>> start SUPPLIED RECORDS

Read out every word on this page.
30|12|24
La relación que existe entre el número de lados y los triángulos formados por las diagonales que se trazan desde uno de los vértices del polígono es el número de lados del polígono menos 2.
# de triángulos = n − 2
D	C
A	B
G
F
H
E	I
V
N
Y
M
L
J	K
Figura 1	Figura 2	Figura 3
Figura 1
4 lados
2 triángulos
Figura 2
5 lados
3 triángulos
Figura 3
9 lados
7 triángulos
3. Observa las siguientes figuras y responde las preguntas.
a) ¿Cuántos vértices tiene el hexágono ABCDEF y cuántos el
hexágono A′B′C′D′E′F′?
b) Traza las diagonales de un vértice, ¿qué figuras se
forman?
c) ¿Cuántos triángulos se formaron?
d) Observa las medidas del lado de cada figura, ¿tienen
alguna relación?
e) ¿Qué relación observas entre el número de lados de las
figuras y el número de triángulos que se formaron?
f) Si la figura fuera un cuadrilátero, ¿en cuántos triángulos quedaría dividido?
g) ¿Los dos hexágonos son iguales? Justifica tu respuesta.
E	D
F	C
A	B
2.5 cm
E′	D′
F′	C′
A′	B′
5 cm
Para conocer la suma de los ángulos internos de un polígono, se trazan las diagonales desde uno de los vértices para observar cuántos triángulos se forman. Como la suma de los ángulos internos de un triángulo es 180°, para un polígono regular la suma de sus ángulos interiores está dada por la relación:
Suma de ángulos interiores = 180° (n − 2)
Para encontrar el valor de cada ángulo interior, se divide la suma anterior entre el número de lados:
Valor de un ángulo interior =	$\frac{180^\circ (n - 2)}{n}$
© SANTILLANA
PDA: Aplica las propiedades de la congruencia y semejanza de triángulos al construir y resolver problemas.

>> end SUPPLIED RECORDS

● WHAT THE EXERCISE ASKS
Extract lines where the string "lados" occurs.

● OUTPUT FOR THIS TASK
La relación que existe entre el número de lados y los triángulos formados por las diagonales que se trazan desde uno de los vértices del polígono es el número de lados del polígono menos 2.
4 lados
5 lados
9 lados
e) ¿Qué relación observas entre el número de lados de las
Para encontrar el valor de cada ángulo interior, se divide la suma anterior entre el número de lados:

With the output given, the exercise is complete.